Records from a collection
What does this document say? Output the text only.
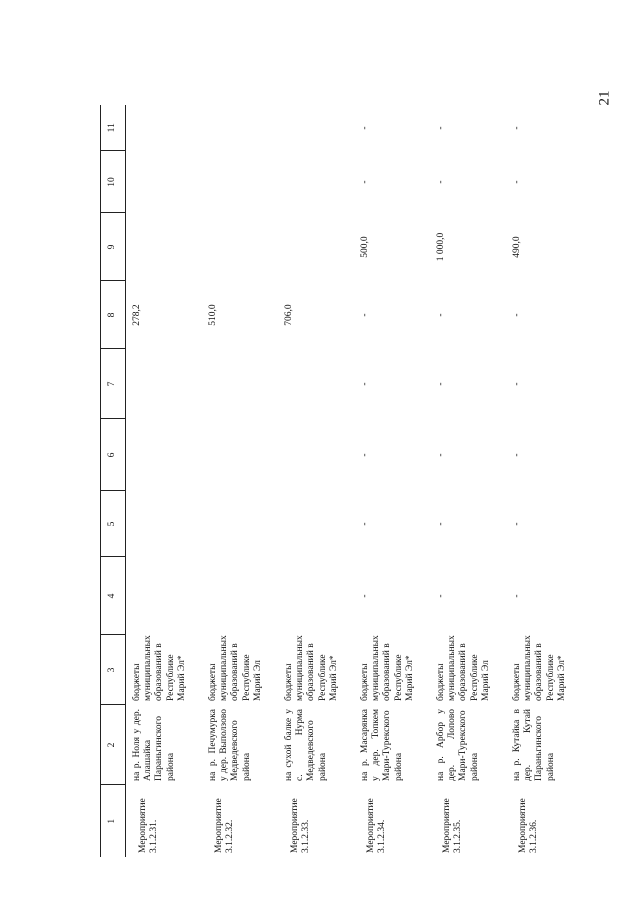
21
1	2	3	4	5	6	7	8	9	10	11
Мероприятие 3.1.2.31.	на р. Ноля у дер. Алашайка Параньгинского района	бюджеты муниципальных образований в Республике Марий Эл*					278,2			
Мероприятие 3.1.2.32.	на р. Печумурка у дер. Выползово Медведевского района	бюджеты муниципальных образований в Республике Марий Эл					510,0			
Мероприятие 3.1.2.33.	на сухой балке у с. Нурма Медведевского района	бюджеты муниципальных образований в Республике Марий Эл*					706,0			
Мероприятие 3.1.2.34.	на р. Масарянка у дер. Топкем Мари-Турекского района	бюджеты муниципальных образований в Республике Марий Эл*	-	-	-	-	-	500,0	-	-
Мероприятие 3.1.2.35.	на р. Арбор у дер. Лопово Мари-Турекского района	бюджеты муниципальных образований в Республике Марий Эл	-	-	-	-	-	1 000,0	-	-
Мероприятие 3.1.2.36.	на р. Кутайка в дер. Кутай Параньгинского района	бюджеты муниципальных образований в Республике Марий Эл*	-	-	-	-	-	490,0	-	-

Aim of the task: Quote the material exactly. Pictures stay out.

Final result:
What does this document say? Output the text only.
21
1	2	3	4	5	6	7	8	9	10	11
Мероприятие 3.1.2.31.	на р. Ноля у дер. Алашайка Параньгинского района	бюджеты муниципальных образований в Республике Марий Эл*					278,2			
Мероприятие 3.1.2.32.	на р. Печумурка у дер. Выползово Медведевского района	бюджеты муниципальных образований в Республике Марий Эл					510,0			
Мероприятие 3.1.2.33.	на сухой балке у с. Нурма Медведевского района	бюджеты муниципальных образований в Республике Марий Эл*					706,0			
Мероприятие 3.1.2.34.	на р. Масарянка у дер. Топкем Мари-Турекского района	бюджеты муниципальных образований в Республике Марий Эл*	-	-	-	-	-	500,0	-	-
Мероприятие 3.1.2.35.	на р. Арбор у дер. Лопово Мари-Турекского района	бюджеты муниципальных образований в Республике Марий Эл	-	-	-	-	-	1 000,0	-	-
Мероприятие 3.1.2.36.	на р. Кутайка в дер. Кутай Параньгинского района	бюджеты муниципальных образований в Республике Марий Эл*	-	-	-	-	-	490,0	-	-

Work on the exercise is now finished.